Exercise directions ->
The complete listing should be restated exactly.

Given entries ->
— begin —

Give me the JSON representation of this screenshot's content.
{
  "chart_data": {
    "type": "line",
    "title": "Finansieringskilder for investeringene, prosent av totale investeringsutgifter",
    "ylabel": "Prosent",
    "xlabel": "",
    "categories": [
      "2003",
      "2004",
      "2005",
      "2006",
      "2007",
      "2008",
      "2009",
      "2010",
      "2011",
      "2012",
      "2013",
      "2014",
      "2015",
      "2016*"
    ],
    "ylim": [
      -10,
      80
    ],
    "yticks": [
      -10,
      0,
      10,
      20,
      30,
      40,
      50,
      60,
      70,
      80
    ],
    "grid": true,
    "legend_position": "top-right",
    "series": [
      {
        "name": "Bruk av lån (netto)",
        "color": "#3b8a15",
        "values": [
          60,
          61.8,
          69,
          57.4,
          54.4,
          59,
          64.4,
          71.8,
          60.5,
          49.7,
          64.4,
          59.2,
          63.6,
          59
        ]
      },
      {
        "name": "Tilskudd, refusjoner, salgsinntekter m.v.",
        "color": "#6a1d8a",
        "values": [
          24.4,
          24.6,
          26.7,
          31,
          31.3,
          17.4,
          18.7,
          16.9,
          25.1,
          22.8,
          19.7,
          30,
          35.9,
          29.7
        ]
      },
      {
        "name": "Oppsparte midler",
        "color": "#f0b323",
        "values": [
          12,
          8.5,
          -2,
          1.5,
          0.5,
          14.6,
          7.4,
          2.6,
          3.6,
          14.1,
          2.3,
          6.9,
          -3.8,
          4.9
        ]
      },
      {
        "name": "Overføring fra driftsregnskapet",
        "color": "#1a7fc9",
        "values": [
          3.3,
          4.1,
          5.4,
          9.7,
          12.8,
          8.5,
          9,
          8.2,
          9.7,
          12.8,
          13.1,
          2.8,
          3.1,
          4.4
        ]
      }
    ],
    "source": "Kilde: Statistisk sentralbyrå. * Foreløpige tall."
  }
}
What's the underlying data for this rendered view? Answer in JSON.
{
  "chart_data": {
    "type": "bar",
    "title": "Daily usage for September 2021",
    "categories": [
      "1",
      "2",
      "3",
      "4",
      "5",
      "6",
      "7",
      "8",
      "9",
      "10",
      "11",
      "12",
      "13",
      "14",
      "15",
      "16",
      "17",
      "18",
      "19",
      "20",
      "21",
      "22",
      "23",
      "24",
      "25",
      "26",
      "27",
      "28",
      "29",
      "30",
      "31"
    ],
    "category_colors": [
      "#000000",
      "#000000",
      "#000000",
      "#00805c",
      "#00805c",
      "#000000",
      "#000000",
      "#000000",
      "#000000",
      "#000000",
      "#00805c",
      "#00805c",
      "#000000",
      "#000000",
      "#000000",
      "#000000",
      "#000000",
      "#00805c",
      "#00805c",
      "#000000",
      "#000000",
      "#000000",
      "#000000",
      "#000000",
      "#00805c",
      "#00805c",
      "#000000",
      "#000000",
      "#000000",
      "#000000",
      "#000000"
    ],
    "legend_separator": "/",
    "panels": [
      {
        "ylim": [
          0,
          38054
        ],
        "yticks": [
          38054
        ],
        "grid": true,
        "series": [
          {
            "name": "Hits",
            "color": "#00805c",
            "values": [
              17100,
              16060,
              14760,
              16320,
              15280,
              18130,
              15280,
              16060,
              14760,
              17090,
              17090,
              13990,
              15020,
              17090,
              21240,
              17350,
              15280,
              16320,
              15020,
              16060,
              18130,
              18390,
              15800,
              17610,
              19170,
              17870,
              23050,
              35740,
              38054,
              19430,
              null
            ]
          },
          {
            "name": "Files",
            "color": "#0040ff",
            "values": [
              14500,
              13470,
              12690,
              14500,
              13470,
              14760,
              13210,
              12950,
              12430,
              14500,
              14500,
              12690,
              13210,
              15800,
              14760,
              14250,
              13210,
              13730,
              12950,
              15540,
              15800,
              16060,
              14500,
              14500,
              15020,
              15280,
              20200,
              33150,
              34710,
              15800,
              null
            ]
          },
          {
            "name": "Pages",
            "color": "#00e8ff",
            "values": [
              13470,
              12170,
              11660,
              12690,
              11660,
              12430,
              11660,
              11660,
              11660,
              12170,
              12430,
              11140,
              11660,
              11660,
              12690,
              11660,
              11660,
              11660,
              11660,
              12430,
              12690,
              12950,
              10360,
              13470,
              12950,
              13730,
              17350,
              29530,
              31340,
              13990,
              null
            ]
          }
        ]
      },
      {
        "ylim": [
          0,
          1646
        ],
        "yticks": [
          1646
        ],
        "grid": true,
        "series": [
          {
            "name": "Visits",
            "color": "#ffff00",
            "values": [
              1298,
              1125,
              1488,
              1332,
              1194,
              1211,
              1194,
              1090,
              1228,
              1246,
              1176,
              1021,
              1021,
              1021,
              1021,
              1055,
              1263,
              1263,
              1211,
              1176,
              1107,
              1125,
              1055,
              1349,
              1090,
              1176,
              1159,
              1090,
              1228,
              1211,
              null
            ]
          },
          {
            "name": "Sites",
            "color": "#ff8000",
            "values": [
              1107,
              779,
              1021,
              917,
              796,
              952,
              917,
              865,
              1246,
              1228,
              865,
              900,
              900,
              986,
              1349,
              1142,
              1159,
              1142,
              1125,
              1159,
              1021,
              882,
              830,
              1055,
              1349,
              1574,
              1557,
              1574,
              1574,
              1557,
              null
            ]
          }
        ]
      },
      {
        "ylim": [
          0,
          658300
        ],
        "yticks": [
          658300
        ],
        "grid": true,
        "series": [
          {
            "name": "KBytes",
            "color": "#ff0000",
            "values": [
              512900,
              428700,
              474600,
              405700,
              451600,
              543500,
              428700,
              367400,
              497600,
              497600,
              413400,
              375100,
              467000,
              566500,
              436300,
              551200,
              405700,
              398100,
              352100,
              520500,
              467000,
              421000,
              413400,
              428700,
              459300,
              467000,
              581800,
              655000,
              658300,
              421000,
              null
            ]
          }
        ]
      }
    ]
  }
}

— end —

Answer in full ->
Give me the JSON representation of this screenshot's content.
{
  "chart_data": {
    "type": "line",
    "title": "Finansieringskilder for investeringene, prosent av totale investeringsutgifter",
    "ylabel": "Prosent",
    "xlabel": "",
    "categories": [
      "2003",
      "2004",
      "2005",
      "2006",
      "2007",
      "2008",
      "2009",
      "2010",
      "2011",
      "2012",
      "2013",
      "2014",
      "2015",
      "2016*"
    ],
    "ylim": [
      -10,
      80
    ],
    "yticks": [
      -10,
      0,
      10,
      20,
      30,
      40,
      50,
      60,
      70,
      80
    ],
    "grid": true,
    "legend_position": "top-right",
    "series": [
      {
        "name": "Bruk av lån (netto)",
        "color": "#3b8a15",
        "values": [
          60,
          61.8,
          69,
          57.4,
          54.4,
          59,
          64.4,
          71.8,
          60.5,
          49.7,
          64.4,
          59.2,
          63.6,
          59
        ]
      },
      {
        "name": "Tilskudd, refusjoner, salgsinntekter m.v.",
        "color": "#6a1d8a",
        "values": [
          24.4,
          24.6,
          26.7,
          31,
          31.3,
          17.4,
          18.7,
          16.9,
          25.1,
          22.8,
          19.7,
          30,
          35.9,
          29.7
        ]
      },
      {
        "name": "Oppsparte midler",
        "color": "#f0b323",
        "values": [
          12,
          8.5,
          -2,
          1.5,
          0.5,
          14.6,
          7.4,
          2.6,
          3.6,
          14.1,
          2.3,
          6.9,
          -3.8,
          4.9
        ]
      },
      {
        "name": "Overføring fra driftsregnskapet",
        "color": "#1a7fc9",
        "values": [
          3.3,
          4.1,
          5.4,
          9.7,
          12.8,
          8.5,
          9,
          8.2,
          9.7,
          12.8,
          13.1,
          2.8,
          3.1,
          4.4
        ]
      }
    ],
    "source": "Kilde: Statistisk sentralbyrå. * Foreløpige tall."
  }
}
What's the underlying data for this rendered view? Answer in JSON.
{
  "chart_data": {
    "type": "bar",
    "title": "Daily usage for September 2021",
    "categories": [
      "1",
      "2",
      "3",
      "4",
      "5",
      "6",
      "7",
      "8",
      "9",
      "10",
      "11",
      "12",
      "13",
      "14",
      "15",
      "16",
      "17",
      "18",
      "19",
      "20",
      "21",
      "22",
      "23",
      "24",
      "25",
      "26",
      "27",
      "28",
      "29",
      "30",
      "31"
    ],
    "category_colors": [
      "#000000",
      "#000000",
      "#000000",
      "#00805c",
      "#00805c",
      "#000000",
      "#000000",
      "#000000",
      "#000000",
      "#000000",
      "#00805c",
      "#00805c",
      "#000000",
      "#000000",
      "#000000",
      "#000000",
      "#000000",
      "#00805c",
      "#00805c",
      "#000000",
      "#000000",
      "#000000",
      "#000000",
      "#000000",
      "#00805c",
      "#00805c",
      "#000000",
      "#000000",
      "#000000",
      "#000000",
      "#000000"
    ],
    "legend_separator": "/",
    "panels": [
      {
        "ylim": [
          0,
          38054
        ],
        "yticks": [
          38054
        ],
        "grid": true,
        "series": [
          {
            "name": "Hits",
            "color": "#00805c",
            "values": [
              17100,
              16060,
              14760,
              16320,
              15280,
              18130,
              15280,
              16060,
              14760,
              17090,
              17090,
              13990,
              15020,
              17090,
              21240,
              17350,
              15280,
              16320,
              15020,
              16060,
              18130,
              18390,
              15800,
              17610,
              19170,
              17870,
              23050,
              35740,
              38054,
              19430,
              null
            ]
          },
          {
            "name": "Files",
            "color": "#0040ff",
            "values": [
              14500,
              13470,
              12690,
              14500,
              13470,
              14760,
              13210,
              12950,
              12430,
              14500,
              14500,
              12690,
              13210,
              15800,
              14760,
              14250,
              13210,
              13730,
              12950,
              15540,
              15800,
              16060,
              14500,
              14500,
              15020,
              15280,
              20200,
              33150,
              34710,
              15800,
              null
            ]
          },
          {
            "name": "Pages",
            "color": "#00e8ff",
            "values": [
              13470,
              12170,
              11660,
              12690,
              11660,
              12430,
              11660,
              11660,
              11660,
              12170,
              12430,
              11140,
              11660,
              11660,
              12690,
              11660,
              11660,
              11660,
              11660,
              12430,
              12690,
              12950,
              10360,
              13470,
              12950,
              13730,
              17350,
              29530,
              31340,
              13990,
              null
            ]
          }
        ]
      },
      {
        "ylim": [
          0,
          1646
        ],
        "yticks": [
          1646
        ],
        "grid": true,
        "series": [
          {
            "name": "Visits",
            "color": "#ffff00",
            "values": [
              1298,
              1125,
              1488,
              1332,
              1194,
              1211,
              1194,
              1090,
              1228,
              1246,
              1176,
              1021,
              1021,
              1021,
              1021,
              1055,
              1263,
              1263,
              1211,
              1176,
              1107,
              1125,
              1055,
              1349,
              1090,
              1176,
              1159,
              1090,
              1228,
              1211,
              null
            ]
          },
          {
            "name": "Sites",
            "color": "#ff8000",
            "values": [
              1107,
              779,
              1021,
              917,
              796,
              952,
              917,
              865,
              1246,
              1228,
              865,
              900,
              900,
              986,
              1349,
              1142,
              1159,
              1142,
              1125,
              1159,
              1021,
              882,
              830,
              1055,
              1349,
              1574,
              1557,
              1574,
              1574,
              1557,
              null
            ]
          }
        ]
      },
      {
        "ylim": [
          0,
          658300
        ],
        "yticks": [
          658300
        ],
        "grid": true,
        "series": [
          {
            "name": "KBytes",
            "color": "#ff0000",
            "values": [
              512900,
              428700,
              474600,
              405700,
              451600,
              543500,
              428700,
              367400,
              497600,
              497600,
              413400,
              375100,
              467000,
              566500,
              436300,
              551200,
              405700,
              398100,
              352100,
              520500,
              467000,
              421000,
              413400,
              428700,
              459300,
              467000,
              581800,
              655000,
              658300,
              421000,
              null
            ]
          }
        ]
      }
    ]
  }
}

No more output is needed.